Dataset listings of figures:
=====
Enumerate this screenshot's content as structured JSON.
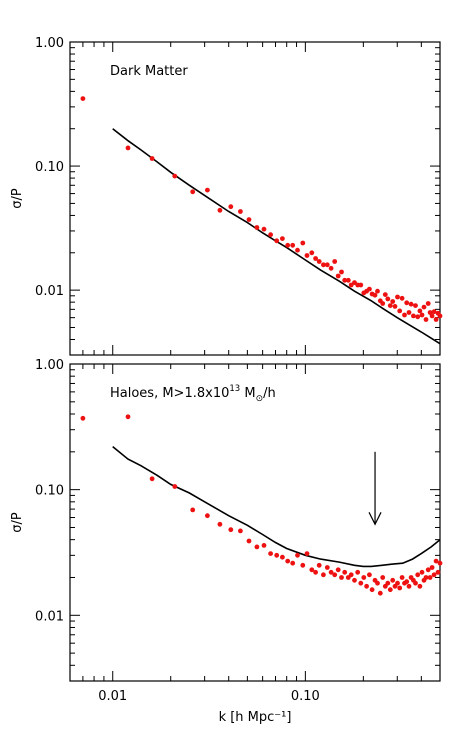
{
  "chart_data": [
    {
      "type": "scatter",
      "panel_label": "Dark Matter",
      "xlabel": "k [h Mpc⁻¹]",
      "ylabel": "σ/P",
      "xscale": "log",
      "yscale": "log",
      "xlim": [
        0.006,
        0.5
      ],
      "ylim": [
        0.003,
        1.0
      ],
      "xticks": [
        "0.01",
        "0.10"
      ],
      "yticks": [
        "0.01",
        "0.10",
        "1.00"
      ],
      "grid": false,
      "colors": {
        "points": "#ee1111",
        "line": "#000000"
      },
      "series": [
        {
          "style": "points",
          "x": [
            0.007,
            0.012,
            0.016,
            0.021,
            0.026,
            0.031,
            0.036,
            0.041,
            0.046,
            0.051,
            0.056,
            0.061,
            0.066,
            0.071,
            0.076,
            0.081,
            0.086,
            0.091,
            0.097,
            0.102,
            0.108,
            0.113,
            0.118,
            0.124,
            0.13,
            0.136,
            0.142,
            0.148,
            0.154,
            0.16,
            0.167,
            0.173,
            0.18,
            0.187,
            0.194,
            0.201,
            0.208,
            0.215,
            0.222,
            0.23,
            0.237,
            0.245,
            0.252,
            0.26,
            0.268,
            0.276,
            0.284,
            0.292,
            0.301,
            0.309,
            0.318,
            0.327,
            0.336,
            0.345,
            0.354,
            0.364,
            0.373,
            0.383,
            0.393,
            0.403,
            0.413,
            0.423,
            0.434,
            0.444,
            0.455,
            0.466,
            0.477,
            0.488,
            0.5
          ],
          "y": [
            0.35,
            0.14,
            0.115,
            0.083,
            0.062,
            0.064,
            0.044,
            0.047,
            0.043,
            0.037,
            0.032,
            0.031,
            0.028,
            0.025,
            0.026,
            0.023,
            0.023,
            0.021,
            0.024,
            0.019,
            0.02,
            0.018,
            0.017,
            0.016,
            0.016,
            0.015,
            0.017,
            0.013,
            0.014,
            0.012,
            0.012,
            0.011,
            0.0115,
            0.011,
            0.011,
            0.0095,
            0.0098,
            0.0102,
            0.0093,
            0.0091,
            0.0098,
            0.0082,
            0.0078,
            0.0092,
            0.0085,
            0.0075,
            0.0081,
            0.0074,
            0.0088,
            0.0068,
            0.0086,
            0.0063,
            0.0079,
            0.0066,
            0.0077,
            0.0062,
            0.0075,
            0.0061,
            0.0068,
            0.0063,
            0.0073,
            0.0058,
            0.0078,
            0.0066,
            0.0062,
            0.0067,
            0.0058,
            0.0065,
            0.0062
          ]
        },
        {
          "style": "line",
          "x": [
            0.01,
            0.012,
            0.014,
            0.017,
            0.02,
            0.025,
            0.03,
            0.04,
            0.05,
            0.06,
            0.07,
            0.08,
            0.1,
            0.12,
            0.15,
            0.18,
            0.22,
            0.26,
            0.3,
            0.35,
            0.4,
            0.45,
            0.5
          ],
          "y": [
            0.2,
            0.16,
            0.135,
            0.108,
            0.089,
            0.07,
            0.058,
            0.043,
            0.035,
            0.029,
            0.025,
            0.022,
            0.0175,
            0.0145,
            0.0118,
            0.0098,
            0.0082,
            0.0069,
            0.006,
            0.0052,
            0.0046,
            0.0041,
            0.0037
          ]
        }
      ]
    },
    {
      "type": "scatter",
      "panel_label": "Haloes, M>1.8x10",
      "panel_label_sup": "13",
      "panel_label_mid": " M",
      "panel_label_sub": "⊙",
      "panel_label_end": "/h",
      "xlabel": "k [h Mpc⁻¹]",
      "ylabel": "σ/P",
      "xscale": "log",
      "yscale": "log",
      "xlim": [
        0.006,
        0.5
      ],
      "ylim": [
        0.003,
        1.0
      ],
      "xticks": [
        "0.01",
        "0.10"
      ],
      "yticks": [
        "0.01",
        "0.10",
        "1.00"
      ],
      "grid": false,
      "annotation": {
        "type": "arrow",
        "x": 0.23,
        "y_from": 0.2,
        "y_to": 0.053,
        "direction": "down"
      },
      "colors": {
        "points": "#ee1111",
        "line": "#000000"
      },
      "series": [
        {
          "style": "points",
          "x": [
            0.007,
            0.012,
            0.016,
            0.021,
            0.026,
            0.031,
            0.036,
            0.041,
            0.046,
            0.051,
            0.056,
            0.061,
            0.066,
            0.071,
            0.076,
            0.081,
            0.086,
            0.091,
            0.097,
            0.102,
            0.108,
            0.113,
            0.118,
            0.124,
            0.13,
            0.136,
            0.142,
            0.148,
            0.154,
            0.16,
            0.167,
            0.173,
            0.18,
            0.187,
            0.194,
            0.201,
            0.208,
            0.215,
            0.222,
            0.23,
            0.237,
            0.245,
            0.252,
            0.26,
            0.268,
            0.276,
            0.284,
            0.292,
            0.301,
            0.309,
            0.318,
            0.327,
            0.336,
            0.345,
            0.354,
            0.364,
            0.373,
            0.383,
            0.393,
            0.403,
            0.413,
            0.423,
            0.434,
            0.444,
            0.455,
            0.466,
            0.477,
            0.488,
            0.5
          ],
          "y": [
            0.37,
            0.38,
            0.122,
            0.106,
            0.069,
            0.062,
            0.053,
            0.048,
            0.047,
            0.039,
            0.035,
            0.036,
            0.031,
            0.03,
            0.029,
            0.027,
            0.026,
            0.03,
            0.025,
            0.031,
            0.023,
            0.022,
            0.025,
            0.021,
            0.024,
            0.022,
            0.021,
            0.023,
            0.02,
            0.022,
            0.02,
            0.021,
            0.019,
            0.022,
            0.018,
            0.02,
            0.017,
            0.021,
            0.016,
            0.019,
            0.018,
            0.015,
            0.02,
            0.017,
            0.018,
            0.016,
            0.019,
            0.017,
            0.018,
            0.0165,
            0.02,
            0.018,
            0.0185,
            0.017,
            0.02,
            0.019,
            0.018,
            0.021,
            0.017,
            0.022,
            0.019,
            0.02,
            0.023,
            0.02,
            0.024,
            0.021,
            0.027,
            0.022,
            0.026
          ]
        },
        {
          "style": "line",
          "x": [
            0.01,
            0.012,
            0.014,
            0.017,
            0.02,
            0.025,
            0.03,
            0.04,
            0.05,
            0.06,
            0.07,
            0.08,
            0.1,
            0.12,
            0.15,
            0.18,
            0.2,
            0.22,
            0.25,
            0.28,
            0.32,
            0.36,
            0.4,
            0.45,
            0.5
          ],
          "y": [
            0.22,
            0.175,
            0.155,
            0.13,
            0.11,
            0.094,
            0.08,
            0.062,
            0.052,
            0.044,
            0.038,
            0.034,
            0.03,
            0.028,
            0.0265,
            0.025,
            0.0245,
            0.0245,
            0.025,
            0.0255,
            0.026,
            0.028,
            0.031,
            0.035,
            0.04
          ]
        }
      ]
    }
  ]
}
=====
PROBLEM: Every record above should come back exactly, but without its pictures.

THE SOLUTION:
Enumerate this screenshot's content as structured JSON.
{
  "chart_data": [
    {
      "type": "scatter",
      "panel_label": "Dark Matter",
      "xlabel": "k [h Mpc⁻¹]",
      "ylabel": "σ/P",
      "xscale": "log",
      "yscale": "log",
      "xlim": [
        0.006,
        0.5
      ],
      "ylim": [
        0.003,
        1.0
      ],
      "xticks": [
        "0.01",
        "0.10"
      ],
      "yticks": [
        "0.01",
        "0.10",
        "1.00"
      ],
      "grid": false,
      "colors": {
        "points": "#ee1111",
        "line": "#000000"
      },
      "series": [
        {
          "style": "points",
          "x": [
            0.007,
            0.012,
            0.016,
            0.021,
            0.026,
            0.031,
            0.036,
            0.041,
            0.046,
            0.051,
            0.056,
            0.061,
            0.066,
            0.071,
            0.076,
            0.081,
            0.086,
            0.091,
            0.097,
            0.102,
            0.108,
            0.113,
            0.118,
            0.124,
            0.13,
            0.136,
            0.142,
            0.148,
            0.154,
            0.16,
            0.167,
            0.173,
            0.18,
            0.187,
            0.194,
            0.201,
            0.208,
            0.215,
            0.222,
            0.23,
            0.237,
            0.245,
            0.252,
            0.26,
            0.268,
            0.276,
            0.284,
            0.292,
            0.301,
            0.309,
            0.318,
            0.327,
            0.336,
            0.345,
            0.354,
            0.364,
            0.373,
            0.383,
            0.393,
            0.403,
            0.413,
            0.423,
            0.434,
            0.444,
            0.455,
            0.466,
            0.477,
            0.488,
            0.5
          ],
          "y": [
            0.35,
            0.14,
            0.115,
            0.083,
            0.062,
            0.064,
            0.044,
            0.047,
            0.043,
            0.037,
            0.032,
            0.031,
            0.028,
            0.025,
            0.026,
            0.023,
            0.023,
            0.021,
            0.024,
            0.019,
            0.02,
            0.018,
            0.017,
            0.016,
            0.016,
            0.015,
            0.017,
            0.013,
            0.014,
            0.012,
            0.012,
            0.011,
            0.0115,
            0.011,
            0.011,
            0.0095,
            0.0098,
            0.0102,
            0.0093,
            0.0091,
            0.0098,
            0.0082,
            0.0078,
            0.0092,
            0.0085,
            0.0075,
            0.0081,
            0.0074,
            0.0088,
            0.0068,
            0.0086,
            0.0063,
            0.0079,
            0.0066,
            0.0077,
            0.0062,
            0.0075,
            0.0061,
            0.0068,
            0.0063,
            0.0073,
            0.0058,
            0.0078,
            0.0066,
            0.0062,
            0.0067,
            0.0058,
            0.0065,
            0.0062
          ]
        },
        {
          "style": "line",
          "x": [
            0.01,
            0.012,
            0.014,
            0.017,
            0.02,
            0.025,
            0.03,
            0.04,
            0.05,
            0.06,
            0.07,
            0.08,
            0.1,
            0.12,
            0.15,
            0.18,
            0.22,
            0.26,
            0.3,
            0.35,
            0.4,
            0.45,
            0.5
          ],
          "y": [
            0.2,
            0.16,
            0.135,
            0.108,
            0.089,
            0.07,
            0.058,
            0.043,
            0.035,
            0.029,
            0.025,
            0.022,
            0.0175,
            0.0145,
            0.0118,
            0.0098,
            0.0082,
            0.0069,
            0.006,
            0.0052,
            0.0046,
            0.0041,
            0.0037
          ]
        }
      ]
    },
    {
      "type": "scatter",
      "panel_label": "Haloes, M>1.8x10",
      "panel_label_sup": "13",
      "panel_label_mid": " M",
      "panel_label_sub": "⊙",
      "panel_label_end": "/h",
      "xlabel": "k [h Mpc⁻¹]",
      "ylabel": "σ/P",
      "xscale": "log",
      "yscale": "log",
      "xlim": [
        0.006,
        0.5
      ],
      "ylim": [
        0.003,
        1.0
      ],
      "xticks": [
        "0.01",
        "0.10"
      ],
      "yticks": [
        "0.01",
        "0.10",
        "1.00"
      ],
      "grid": false,
      "annotation": {
        "type": "arrow",
        "x": 0.23,
        "y_from": 0.2,
        "y_to": 0.053,
        "direction": "down"
      },
      "colors": {
        "points": "#ee1111",
        "line": "#000000"
      },
      "series": [
        {
          "style": "points",
          "x": [
            0.007,
            0.012,
            0.016,
            0.021,
            0.026,
            0.031,
            0.036,
            0.041,
            0.046,
            0.051,
            0.056,
            0.061,
            0.066,
            0.071,
            0.076,
            0.081,
            0.086,
            0.091,
            0.097,
            0.102,
            0.108,
            0.113,
            0.118,
            0.124,
            0.13,
            0.136,
            0.142,
            0.148,
            0.154,
            0.16,
            0.167,
            0.173,
            0.18,
            0.187,
            0.194,
            0.201,
            0.208,
            0.215,
            0.222,
            0.23,
            0.237,
            0.245,
            0.252,
            0.26,
            0.268,
            0.276,
            0.284,
            0.292,
            0.301,
            0.309,
            0.318,
            0.327,
            0.336,
            0.345,
            0.354,
            0.364,
            0.373,
            0.383,
            0.393,
            0.403,
            0.413,
            0.423,
            0.434,
            0.444,
            0.455,
            0.466,
            0.477,
            0.488,
            0.5
          ],
          "y": [
            0.37,
            0.38,
            0.122,
            0.106,
            0.069,
            0.062,
            0.053,
            0.048,
            0.047,
            0.039,
            0.035,
            0.036,
            0.031,
            0.03,
            0.029,
            0.027,
            0.026,
            0.03,
            0.025,
            0.031,
            0.023,
            0.022,
            0.025,
            0.021,
            0.024,
            0.022,
            0.021,
            0.023,
            0.02,
            0.022,
            0.02,
            0.021,
            0.019,
            0.022,
            0.018,
            0.02,
            0.017,
            0.021,
            0.016,
            0.019,
            0.018,
            0.015,
            0.02,
            0.017,
            0.018,
            0.016,
            0.019,
            0.017,
            0.018,
            0.0165,
            0.02,
            0.018,
            0.0185,
            0.017,
            0.02,
            0.019,
            0.018,
            0.021,
            0.017,
            0.022,
            0.019,
            0.02,
            0.023,
            0.02,
            0.024,
            0.021,
            0.027,
            0.022,
            0.026
          ]
        },
        {
          "style": "line",
          "x": [
            0.01,
            0.012,
            0.014,
            0.017,
            0.02,
            0.025,
            0.03,
            0.04,
            0.05,
            0.06,
            0.07,
            0.08,
            0.1,
            0.12,
            0.15,
            0.18,
            0.2,
            0.22,
            0.25,
            0.28,
            0.32,
            0.36,
            0.4,
            0.45,
            0.5
          ],
          "y": [
            0.22,
            0.175,
            0.155,
            0.13,
            0.11,
            0.094,
            0.08,
            0.062,
            0.052,
            0.044,
            0.038,
            0.034,
            0.03,
            0.028,
            0.0265,
            0.025,
            0.0245,
            0.0245,
            0.025,
            0.0255,
            0.026,
            0.028,
            0.031,
            0.035,
            0.04
          ]
        }
      ]
    }
  ]
}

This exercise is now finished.